> **REQUEST**
Go over the entries below line by line, copying each one that contains the word "الأصـل".

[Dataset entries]

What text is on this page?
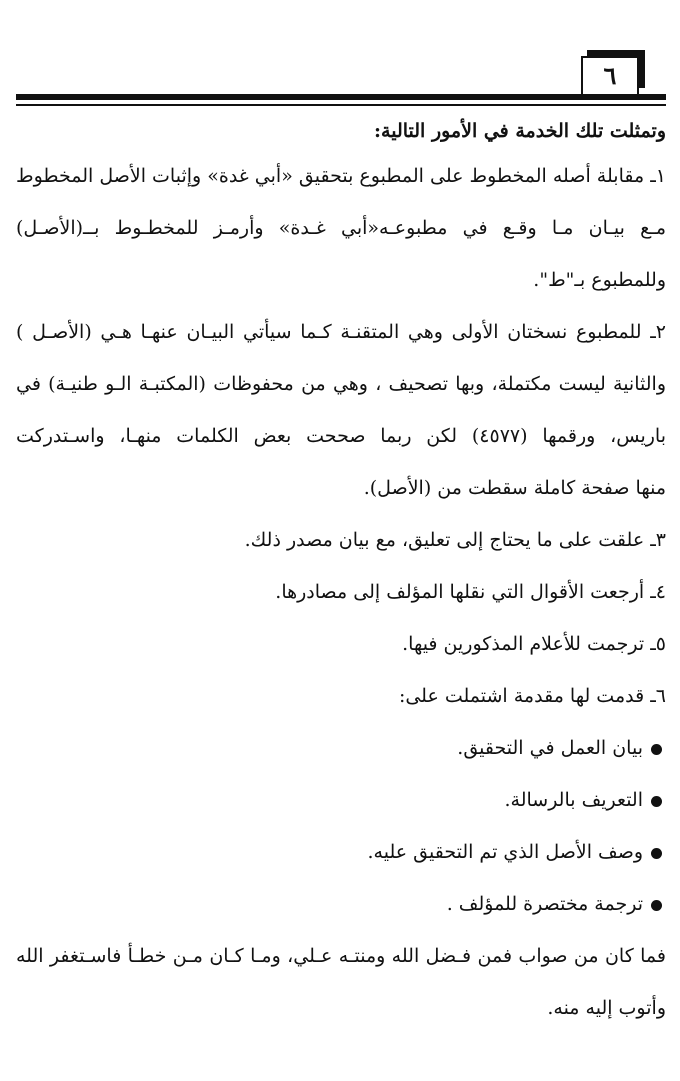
٦
وتمثلت تلك الخدمة في الأمور التالية:
١ـ مقابلة أصله المخطوط على المطبوع بتحقيق «أبي غدة» وإثبات الأصل المخطوط
مـع بيـان مـا وقـع في مطبوعـه«أبي غـدة» وأرمـز للمخطـوط بــ(الأصـل)
وللمطبوع بـ"ط".
٢ـ للمطبوع نسختان الأولى وهي المتقنـة كـما سيأتي البيـان عنهـا هـي (الأصـل )
والثانية ليست مكتملة، وبها تصحيف ، وهي من محفوظات (المكتبـة الـو طنيـة) في
باريس، ورقمها (٤٥٧٧) لكن ربما صححت بعض الكلمات منهـا، واسـتدركت
منها صفحة كاملة سقطت من (الأصل).
٣ـ علقت على ما يحتاج إلى تعليق، مع بيان مصدر ذلك.
٤ـ أرجعت الأقوال التي نقلها المؤلف إلى مصادرها.
٥ـ ترجمت للأعلام المذكورين فيها.
٦ـ قدمت لها مقدمة اشتملت على:
بيان العمل في التحقيق.
التعريف بالرسالة.
وصف الأصل الذي تم التحقيق عليه.
ترجمة مختصرة للمؤلف .
فما كان من صواب فمن فـضل الله ومنتـه عـلي، ومـا كـان مـن خطـأ فاسـتغفر الله
وأتوب إليه منه.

> **WRITTEN SOLUTION**
مـع بيـان مـا وقـع في مطبوعـه«أبي غـدة» وأرمـز للمخطـوط بــ(الأصـل)
٢ـ للمطبوع نسختان الأولى وهي المتقنـة كـما سيأتي البيـان عنهـا هـي (الأصـل )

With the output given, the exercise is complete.